--- EXERCISE REQUIREMENTS ---
Report, word for word, every line of the material that contains "montmorillonite".

** START PROVIDED RECORDS **

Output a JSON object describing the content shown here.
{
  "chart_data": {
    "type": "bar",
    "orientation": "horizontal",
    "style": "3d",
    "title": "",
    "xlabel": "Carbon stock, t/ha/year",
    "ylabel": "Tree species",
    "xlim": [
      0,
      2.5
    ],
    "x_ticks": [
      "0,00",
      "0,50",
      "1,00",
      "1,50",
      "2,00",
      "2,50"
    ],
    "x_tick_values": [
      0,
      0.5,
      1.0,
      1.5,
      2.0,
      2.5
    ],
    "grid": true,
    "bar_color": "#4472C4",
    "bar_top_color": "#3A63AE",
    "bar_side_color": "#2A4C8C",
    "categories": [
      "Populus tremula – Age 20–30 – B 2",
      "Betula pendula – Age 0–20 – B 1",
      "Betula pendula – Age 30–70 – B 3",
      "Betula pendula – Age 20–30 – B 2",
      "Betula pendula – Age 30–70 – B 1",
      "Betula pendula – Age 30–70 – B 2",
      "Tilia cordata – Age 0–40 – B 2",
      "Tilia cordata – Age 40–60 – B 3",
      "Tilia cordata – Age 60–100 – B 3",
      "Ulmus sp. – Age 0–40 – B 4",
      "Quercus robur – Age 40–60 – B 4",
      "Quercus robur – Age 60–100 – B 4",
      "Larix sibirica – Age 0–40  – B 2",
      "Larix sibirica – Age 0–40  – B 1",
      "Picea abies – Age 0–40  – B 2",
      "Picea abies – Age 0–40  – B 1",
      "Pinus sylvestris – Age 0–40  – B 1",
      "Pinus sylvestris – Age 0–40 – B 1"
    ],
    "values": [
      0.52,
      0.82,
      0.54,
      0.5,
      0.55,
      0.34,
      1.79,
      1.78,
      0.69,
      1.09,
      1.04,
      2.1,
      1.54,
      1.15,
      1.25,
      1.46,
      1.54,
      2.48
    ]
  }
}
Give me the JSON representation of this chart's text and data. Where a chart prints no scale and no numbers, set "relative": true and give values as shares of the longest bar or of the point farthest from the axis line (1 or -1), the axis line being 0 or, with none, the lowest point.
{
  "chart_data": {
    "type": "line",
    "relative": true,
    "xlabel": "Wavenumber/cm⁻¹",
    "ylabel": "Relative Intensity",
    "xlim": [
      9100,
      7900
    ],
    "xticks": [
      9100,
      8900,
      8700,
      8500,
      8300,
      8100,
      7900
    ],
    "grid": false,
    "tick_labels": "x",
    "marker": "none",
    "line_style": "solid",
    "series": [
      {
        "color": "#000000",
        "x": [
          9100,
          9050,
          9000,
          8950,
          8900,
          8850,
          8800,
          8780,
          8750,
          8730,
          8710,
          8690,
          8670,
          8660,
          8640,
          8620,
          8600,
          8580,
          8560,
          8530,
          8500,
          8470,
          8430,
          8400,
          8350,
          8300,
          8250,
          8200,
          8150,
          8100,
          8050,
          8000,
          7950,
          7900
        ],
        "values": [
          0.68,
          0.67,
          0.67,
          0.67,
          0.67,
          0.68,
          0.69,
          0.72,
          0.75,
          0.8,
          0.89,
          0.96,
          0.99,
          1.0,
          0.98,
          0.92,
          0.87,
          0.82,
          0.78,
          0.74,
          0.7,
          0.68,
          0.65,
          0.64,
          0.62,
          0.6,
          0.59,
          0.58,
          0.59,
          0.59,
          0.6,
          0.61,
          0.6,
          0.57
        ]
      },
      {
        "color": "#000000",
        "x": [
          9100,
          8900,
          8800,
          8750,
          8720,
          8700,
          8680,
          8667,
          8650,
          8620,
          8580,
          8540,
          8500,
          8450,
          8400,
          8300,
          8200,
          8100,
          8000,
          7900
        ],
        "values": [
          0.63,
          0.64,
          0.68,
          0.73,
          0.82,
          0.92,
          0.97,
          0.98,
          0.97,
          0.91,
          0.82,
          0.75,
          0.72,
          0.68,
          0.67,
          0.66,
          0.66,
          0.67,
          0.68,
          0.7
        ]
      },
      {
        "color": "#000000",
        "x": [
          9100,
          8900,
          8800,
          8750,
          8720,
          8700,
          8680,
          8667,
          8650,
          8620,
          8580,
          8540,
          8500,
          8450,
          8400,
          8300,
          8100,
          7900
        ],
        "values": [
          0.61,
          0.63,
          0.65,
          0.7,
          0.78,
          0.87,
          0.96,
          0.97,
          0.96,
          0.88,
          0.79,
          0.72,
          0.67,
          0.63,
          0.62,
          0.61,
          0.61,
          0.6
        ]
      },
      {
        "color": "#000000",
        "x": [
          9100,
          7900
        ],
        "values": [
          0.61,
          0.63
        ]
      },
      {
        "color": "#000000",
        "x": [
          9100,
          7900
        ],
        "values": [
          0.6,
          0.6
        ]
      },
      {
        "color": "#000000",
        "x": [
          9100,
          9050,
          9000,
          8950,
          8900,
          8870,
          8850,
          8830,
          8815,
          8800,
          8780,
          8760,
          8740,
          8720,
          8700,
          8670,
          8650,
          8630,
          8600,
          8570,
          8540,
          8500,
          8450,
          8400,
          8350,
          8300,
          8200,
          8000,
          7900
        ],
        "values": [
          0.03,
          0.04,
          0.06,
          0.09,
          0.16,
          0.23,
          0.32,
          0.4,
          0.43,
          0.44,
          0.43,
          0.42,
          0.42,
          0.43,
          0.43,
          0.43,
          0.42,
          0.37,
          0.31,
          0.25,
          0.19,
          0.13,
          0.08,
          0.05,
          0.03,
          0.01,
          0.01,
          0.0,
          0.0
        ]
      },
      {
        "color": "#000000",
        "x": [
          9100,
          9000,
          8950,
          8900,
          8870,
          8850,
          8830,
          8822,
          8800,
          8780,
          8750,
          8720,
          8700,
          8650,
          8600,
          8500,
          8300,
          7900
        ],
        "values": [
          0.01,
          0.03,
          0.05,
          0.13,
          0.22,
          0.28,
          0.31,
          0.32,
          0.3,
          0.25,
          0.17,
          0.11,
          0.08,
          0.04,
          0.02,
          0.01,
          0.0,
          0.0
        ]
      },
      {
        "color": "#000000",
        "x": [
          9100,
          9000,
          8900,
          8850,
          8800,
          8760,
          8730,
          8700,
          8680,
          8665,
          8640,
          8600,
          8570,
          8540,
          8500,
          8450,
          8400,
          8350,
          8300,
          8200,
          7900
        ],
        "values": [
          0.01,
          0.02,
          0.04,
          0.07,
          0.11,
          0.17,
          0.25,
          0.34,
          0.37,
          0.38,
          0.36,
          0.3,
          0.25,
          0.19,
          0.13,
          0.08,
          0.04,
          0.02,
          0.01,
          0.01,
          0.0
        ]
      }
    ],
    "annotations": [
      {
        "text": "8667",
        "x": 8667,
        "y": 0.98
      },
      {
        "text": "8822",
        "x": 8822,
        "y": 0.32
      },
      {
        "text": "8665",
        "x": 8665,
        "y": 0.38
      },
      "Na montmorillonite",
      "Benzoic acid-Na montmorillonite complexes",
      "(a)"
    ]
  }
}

** END PROVIDED RECORDS **

--- RESULT BELOW ---
      "Na montmorillonite",
      "Benzoic acid-Na montmorillonite complexes",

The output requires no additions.